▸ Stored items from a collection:
-- BEGIN --

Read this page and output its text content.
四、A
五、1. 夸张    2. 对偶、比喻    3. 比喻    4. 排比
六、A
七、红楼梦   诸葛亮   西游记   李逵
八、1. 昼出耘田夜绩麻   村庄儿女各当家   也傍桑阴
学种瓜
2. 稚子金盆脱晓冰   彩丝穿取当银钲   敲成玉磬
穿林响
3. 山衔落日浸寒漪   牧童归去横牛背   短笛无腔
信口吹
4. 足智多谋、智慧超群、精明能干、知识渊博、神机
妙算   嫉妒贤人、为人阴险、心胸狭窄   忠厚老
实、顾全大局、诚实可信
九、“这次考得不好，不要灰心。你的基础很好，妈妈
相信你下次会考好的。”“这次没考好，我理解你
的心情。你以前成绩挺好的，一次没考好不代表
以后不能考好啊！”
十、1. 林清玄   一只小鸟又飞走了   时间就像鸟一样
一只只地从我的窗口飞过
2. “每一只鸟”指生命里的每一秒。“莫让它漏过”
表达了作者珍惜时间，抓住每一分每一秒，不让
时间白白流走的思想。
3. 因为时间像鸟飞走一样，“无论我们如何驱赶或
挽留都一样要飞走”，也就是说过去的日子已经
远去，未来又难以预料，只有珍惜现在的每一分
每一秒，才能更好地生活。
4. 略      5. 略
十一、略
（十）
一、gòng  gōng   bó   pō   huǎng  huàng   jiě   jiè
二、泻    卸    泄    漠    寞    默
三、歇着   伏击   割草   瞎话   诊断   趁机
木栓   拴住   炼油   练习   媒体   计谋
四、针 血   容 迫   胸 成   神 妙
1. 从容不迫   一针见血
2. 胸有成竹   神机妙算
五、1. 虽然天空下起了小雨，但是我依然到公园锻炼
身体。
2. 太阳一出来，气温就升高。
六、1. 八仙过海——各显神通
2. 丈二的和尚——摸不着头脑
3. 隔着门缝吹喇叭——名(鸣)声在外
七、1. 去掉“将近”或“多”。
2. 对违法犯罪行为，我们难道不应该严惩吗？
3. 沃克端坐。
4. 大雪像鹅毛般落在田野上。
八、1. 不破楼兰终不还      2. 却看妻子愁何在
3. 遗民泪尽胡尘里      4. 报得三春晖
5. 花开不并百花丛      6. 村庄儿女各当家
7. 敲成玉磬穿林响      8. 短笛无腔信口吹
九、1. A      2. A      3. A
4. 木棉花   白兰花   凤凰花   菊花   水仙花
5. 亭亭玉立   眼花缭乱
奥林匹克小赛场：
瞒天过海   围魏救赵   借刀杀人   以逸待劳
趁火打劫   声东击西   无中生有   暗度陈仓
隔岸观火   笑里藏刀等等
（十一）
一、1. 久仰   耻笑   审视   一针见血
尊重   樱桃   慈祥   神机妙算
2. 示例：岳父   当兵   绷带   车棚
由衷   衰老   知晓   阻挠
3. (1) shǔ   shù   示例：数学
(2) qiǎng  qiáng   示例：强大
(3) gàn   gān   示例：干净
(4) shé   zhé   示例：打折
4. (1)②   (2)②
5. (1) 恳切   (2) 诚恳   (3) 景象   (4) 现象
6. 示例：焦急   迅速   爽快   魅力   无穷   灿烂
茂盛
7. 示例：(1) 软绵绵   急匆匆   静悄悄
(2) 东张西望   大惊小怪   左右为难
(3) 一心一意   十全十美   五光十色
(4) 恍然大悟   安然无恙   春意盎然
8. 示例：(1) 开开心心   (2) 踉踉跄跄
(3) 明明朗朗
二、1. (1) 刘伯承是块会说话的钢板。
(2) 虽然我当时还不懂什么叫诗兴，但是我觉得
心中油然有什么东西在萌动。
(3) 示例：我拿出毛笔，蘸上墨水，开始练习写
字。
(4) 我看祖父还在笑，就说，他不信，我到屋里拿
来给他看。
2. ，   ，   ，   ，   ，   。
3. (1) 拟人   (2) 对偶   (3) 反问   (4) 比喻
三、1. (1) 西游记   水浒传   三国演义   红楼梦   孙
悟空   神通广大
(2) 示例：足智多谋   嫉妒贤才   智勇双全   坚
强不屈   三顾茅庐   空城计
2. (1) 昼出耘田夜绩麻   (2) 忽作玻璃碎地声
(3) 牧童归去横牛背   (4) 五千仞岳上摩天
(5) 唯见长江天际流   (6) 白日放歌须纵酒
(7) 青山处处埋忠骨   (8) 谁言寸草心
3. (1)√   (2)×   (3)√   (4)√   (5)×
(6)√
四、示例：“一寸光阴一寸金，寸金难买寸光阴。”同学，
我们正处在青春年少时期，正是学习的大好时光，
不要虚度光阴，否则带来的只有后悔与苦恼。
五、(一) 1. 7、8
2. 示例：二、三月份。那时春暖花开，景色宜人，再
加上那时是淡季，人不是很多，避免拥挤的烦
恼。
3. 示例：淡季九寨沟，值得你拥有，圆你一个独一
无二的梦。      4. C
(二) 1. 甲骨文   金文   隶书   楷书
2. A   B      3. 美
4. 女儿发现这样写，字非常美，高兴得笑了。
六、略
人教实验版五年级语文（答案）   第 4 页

-- END --

▸ Exercise prompt: Your task is to output the full set of records exactly as presented.

▸ Full answer:
Read this page and output its text content.
四、A
五、1. 夸张    2. 对偶、比喻    3. 比喻    4. 排比
六、A
七、红楼梦   诸葛亮   西游记   李逵
八、1. 昼出耘田夜绩麻   村庄儿女各当家   也傍桑阴
学种瓜
2. 稚子金盆脱晓冰   彩丝穿取当银钲   敲成玉磬
穿林响
3. 山衔落日浸寒漪   牧童归去横牛背   短笛无腔
信口吹
4. 足智多谋、智慧超群、精明能干、知识渊博、神机
妙算   嫉妒贤人、为人阴险、心胸狭窄   忠厚老
实、顾全大局、诚实可信
九、“这次考得不好，不要灰心。你的基础很好，妈妈
相信你下次会考好的。”“这次没考好，我理解你
的心情。你以前成绩挺好的，一次没考好不代表
以后不能考好啊！”
十、1. 林清玄   一只小鸟又飞走了   时间就像鸟一样
一只只地从我的窗口飞过
2. “每一只鸟”指生命里的每一秒。“莫让它漏过”
表达了作者珍惜时间，抓住每一分每一秒，不让
时间白白流走的思想。
3. 因为时间像鸟飞走一样，“无论我们如何驱赶或
挽留都一样要飞走”，也就是说过去的日子已经
远去，未来又难以预料，只有珍惜现在的每一分
每一秒，才能更好地生活。
4. 略      5. 略
十一、略
（十）
一、gòng  gōng   bó   pō   huǎng  huàng   jiě   jiè
二、泻    卸    泄    漠    寞    默
三、歇着   伏击   割草   瞎话   诊断   趁机
木栓   拴住   炼油   练习   媒体   计谋
四、针 血   容 迫   胸 成   神 妙
1. 从容不迫   一针见血
2. 胸有成竹   神机妙算
五、1. 虽然天空下起了小雨，但是我依然到公园锻炼
身体。
2. 太阳一出来，气温就升高。
六、1. 八仙过海——各显神通
2. 丈二的和尚——摸不着头脑
3. 隔着门缝吹喇叭——名(鸣)声在外
七、1. 去掉“将近”或“多”。
2. 对违法犯罪行为，我们难道不应该严惩吗？
3. 沃克端坐。
4. 大雪像鹅毛般落在田野上。
八、1. 不破楼兰终不还      2. 却看妻子愁何在
3. 遗民泪尽胡尘里      4. 报得三春晖
5. 花开不并百花丛      6. 村庄儿女各当家
7. 敲成玉磬穿林响      8. 短笛无腔信口吹
九、1. A      2. A      3. A
4. 木棉花   白兰花   凤凰花   菊花   水仙花
5. 亭亭玉立   眼花缭乱
奥林匹克小赛场：
瞒天过海   围魏救赵   借刀杀人   以逸待劳
趁火打劫   声东击西   无中生有   暗度陈仓
隔岸观火   笑里藏刀等等
（十一）
一、1. 久仰   耻笑   审视   一针见血
尊重   樱桃   慈祥   神机妙算
2. 示例：岳父   当兵   绷带   车棚
由衷   衰老   知晓   阻挠
3. (1) shǔ   shù   示例：数学
(2) qiǎng  qiáng   示例：强大
(3) gàn   gān   示例：干净
(4) shé   zhé   示例：打折
4. (1)②   (2)②
5. (1) 恳切   (2) 诚恳   (3) 景象   (4) 现象
6. 示例：焦急   迅速   爽快   魅力   无穷   灿烂
茂盛
7. 示例：(1) 软绵绵   急匆匆   静悄悄
(2) 东张西望   大惊小怪   左右为难
(3) 一心一意   十全十美   五光十色
(4) 恍然大悟   安然无恙   春意盎然
8. 示例：(1) 开开心心   (2) 踉踉跄跄
(3) 明明朗朗
二、1. (1) 刘伯承是块会说话的钢板。
(2) 虽然我当时还不懂什么叫诗兴，但是我觉得
心中油然有什么东西在萌动。
(3) 示例：我拿出毛笔，蘸上墨水，开始练习写
字。
(4) 我看祖父还在笑，就说，他不信，我到屋里拿
来给他看。
2. ，   ，   ，   ，   ，   。
3. (1) 拟人   (2) 对偶   (3) 反问   (4) 比喻
三、1. (1) 西游记   水浒传   三国演义   红楼梦   孙
悟空   神通广大
(2) 示例：足智多谋   嫉妒贤才   智勇双全   坚
强不屈   三顾茅庐   空城计
2. (1) 昼出耘田夜绩麻   (2) 忽作玻璃碎地声
(3) 牧童归去横牛背   (4) 五千仞岳上摩天
(5) 唯见长江天际流   (6) 白日放歌须纵酒
(7) 青山处处埋忠骨   (8) 谁言寸草心
3. (1)√   (2)×   (3)√   (4)√   (5)×
(6)√
四、示例：“一寸光阴一寸金，寸金难买寸光阴。”同学，
我们正处在青春年少时期，正是学习的大好时光，
不要虚度光阴，否则带来的只有后悔与苦恼。
五、(一) 1. 7、8
2. 示例：二、三月份。那时春暖花开，景色宜人，再
加上那时是淡季，人不是很多，避免拥挤的烦
恼。
3. 示例：淡季九寨沟，值得你拥有，圆你一个独一
无二的梦。      4. C
(二) 1. 甲骨文   金文   隶书   楷书
2. A   B      3. 美
4. 女儿发现这样写，字非常美，高兴得笑了。
六、略
人教实验版五年级语文（答案）   第 4 页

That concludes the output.